* Task description: Identify the lines that include the word "where", then copy all of them.

___ Supplied records

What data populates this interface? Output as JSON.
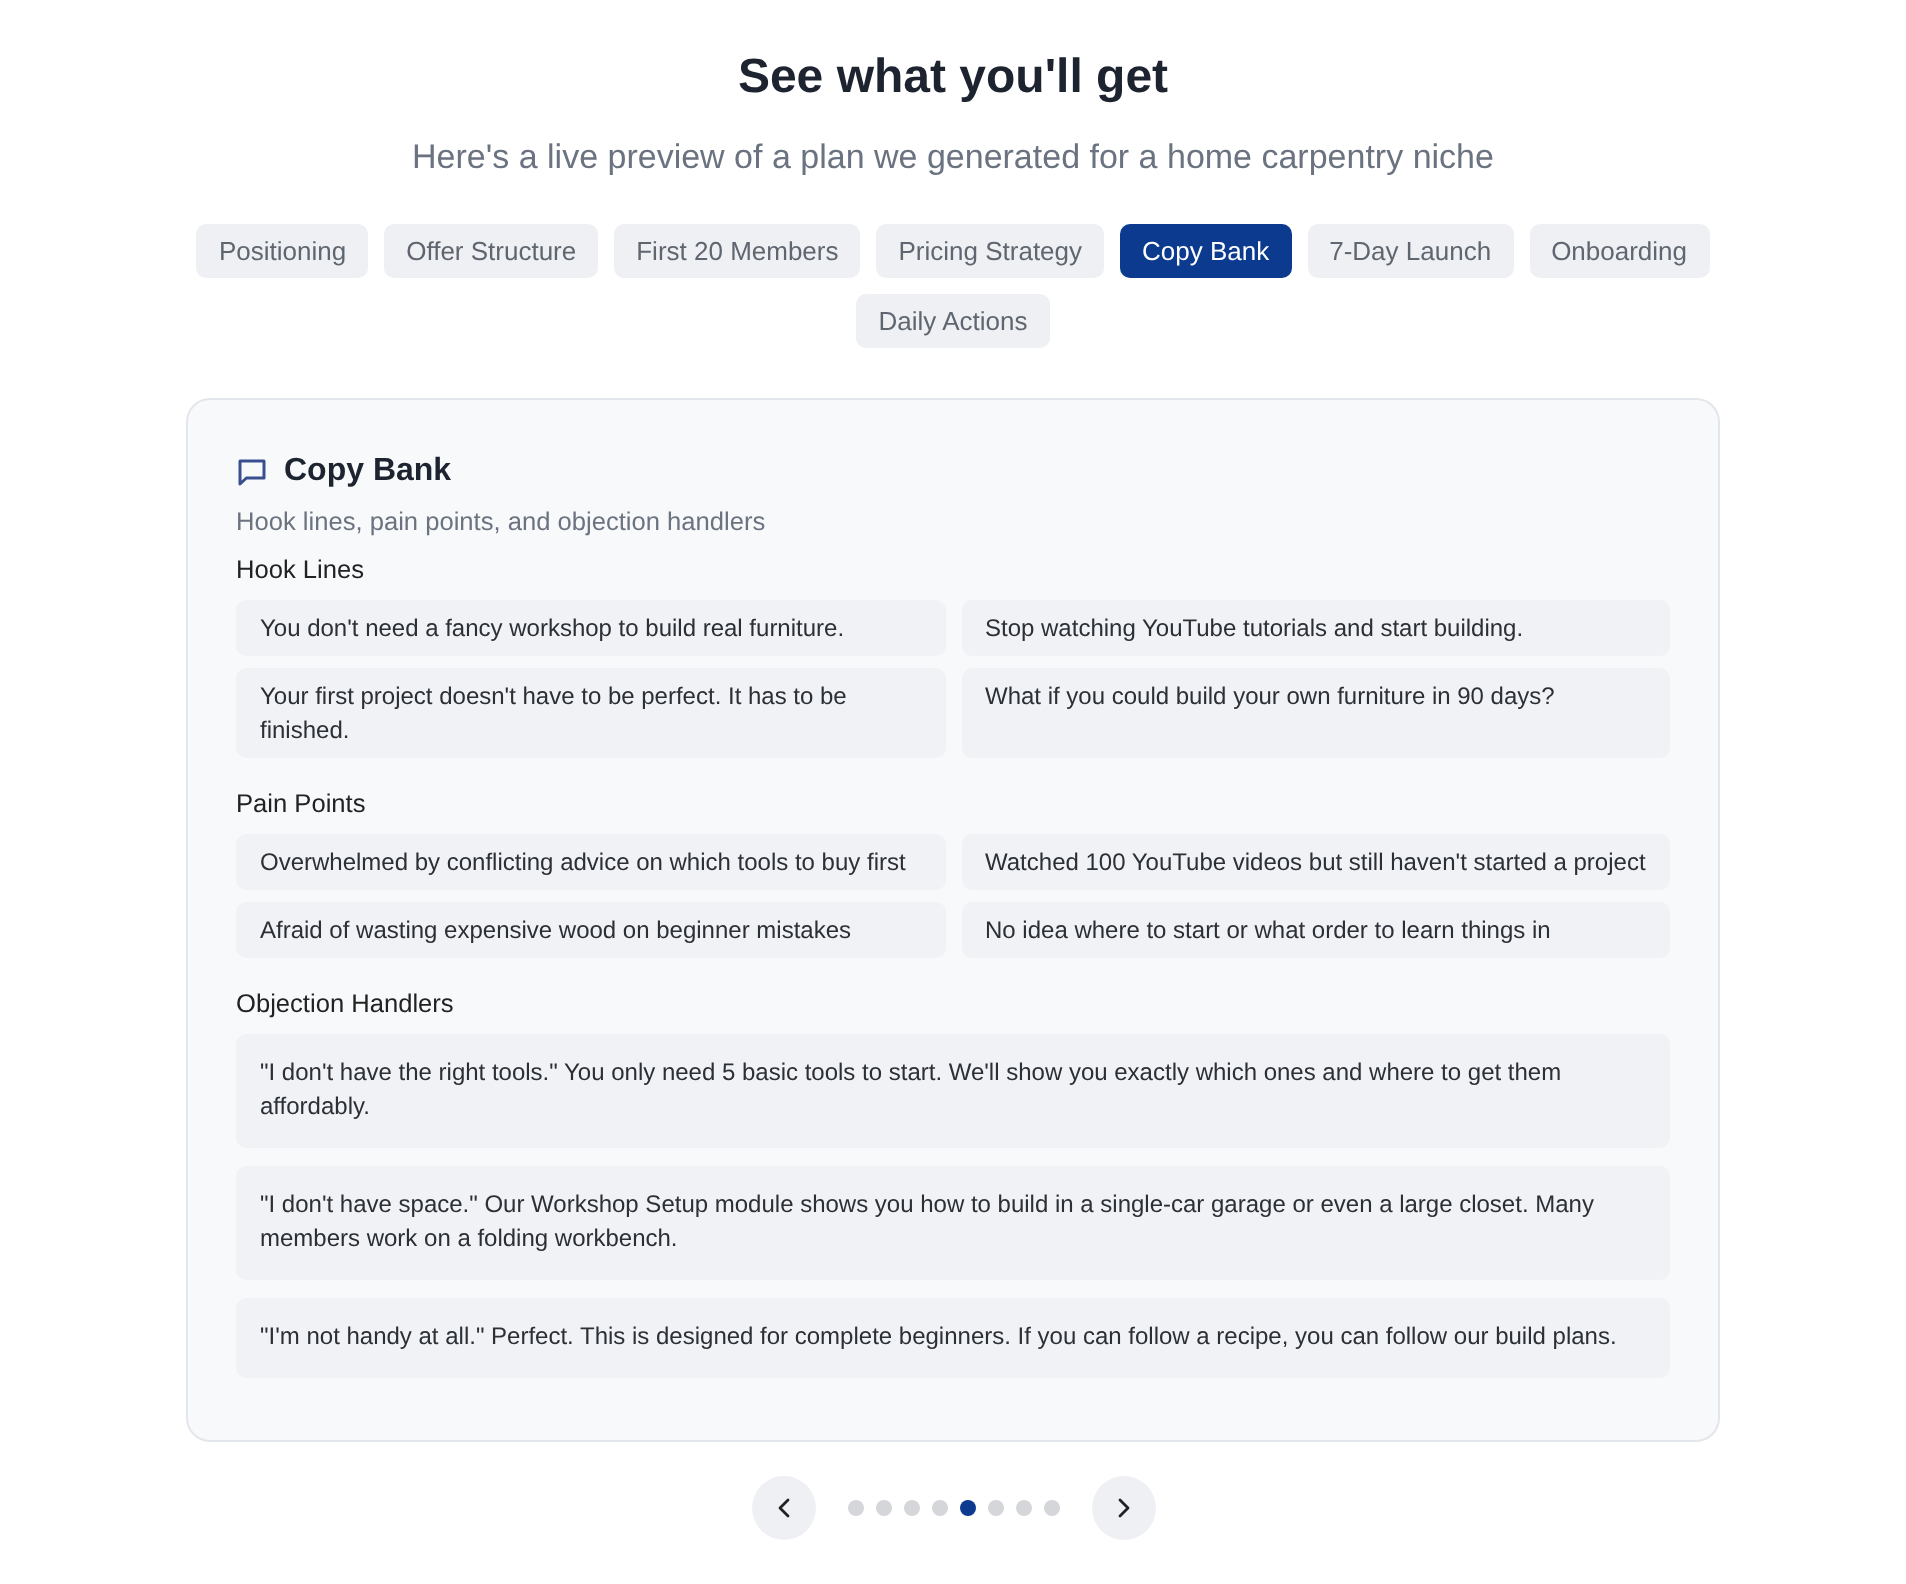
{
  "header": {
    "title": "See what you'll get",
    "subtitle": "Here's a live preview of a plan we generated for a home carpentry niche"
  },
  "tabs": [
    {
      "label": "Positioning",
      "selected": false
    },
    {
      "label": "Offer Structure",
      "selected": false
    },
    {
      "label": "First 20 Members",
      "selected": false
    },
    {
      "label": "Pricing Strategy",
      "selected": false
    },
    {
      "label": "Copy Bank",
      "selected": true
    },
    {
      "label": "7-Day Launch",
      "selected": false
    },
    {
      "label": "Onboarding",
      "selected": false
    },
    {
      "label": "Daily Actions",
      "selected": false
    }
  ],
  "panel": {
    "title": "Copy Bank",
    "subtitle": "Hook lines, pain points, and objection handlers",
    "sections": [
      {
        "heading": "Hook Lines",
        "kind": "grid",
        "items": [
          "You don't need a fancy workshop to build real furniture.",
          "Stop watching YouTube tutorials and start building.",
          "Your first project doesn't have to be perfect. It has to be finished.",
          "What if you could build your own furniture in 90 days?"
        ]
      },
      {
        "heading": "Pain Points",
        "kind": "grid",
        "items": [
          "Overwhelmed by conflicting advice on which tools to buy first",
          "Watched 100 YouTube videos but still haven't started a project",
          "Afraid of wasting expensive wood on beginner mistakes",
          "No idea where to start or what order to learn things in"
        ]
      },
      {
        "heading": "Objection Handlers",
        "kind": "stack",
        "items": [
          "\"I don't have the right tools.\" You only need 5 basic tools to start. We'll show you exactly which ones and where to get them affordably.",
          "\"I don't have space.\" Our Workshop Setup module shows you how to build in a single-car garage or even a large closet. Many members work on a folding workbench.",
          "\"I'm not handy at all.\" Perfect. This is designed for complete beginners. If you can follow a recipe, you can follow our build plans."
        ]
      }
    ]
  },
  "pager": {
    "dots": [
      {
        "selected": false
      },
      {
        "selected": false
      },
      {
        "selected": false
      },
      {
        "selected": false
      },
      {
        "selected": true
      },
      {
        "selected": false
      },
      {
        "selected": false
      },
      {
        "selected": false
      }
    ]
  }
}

______

* Task result:
          "No idea where to start or what order to learn things in"
          "\"I don't have the right tools.\" You only need 5 basic tools to start. We'll show you exactly which ones and where to get them affordably.",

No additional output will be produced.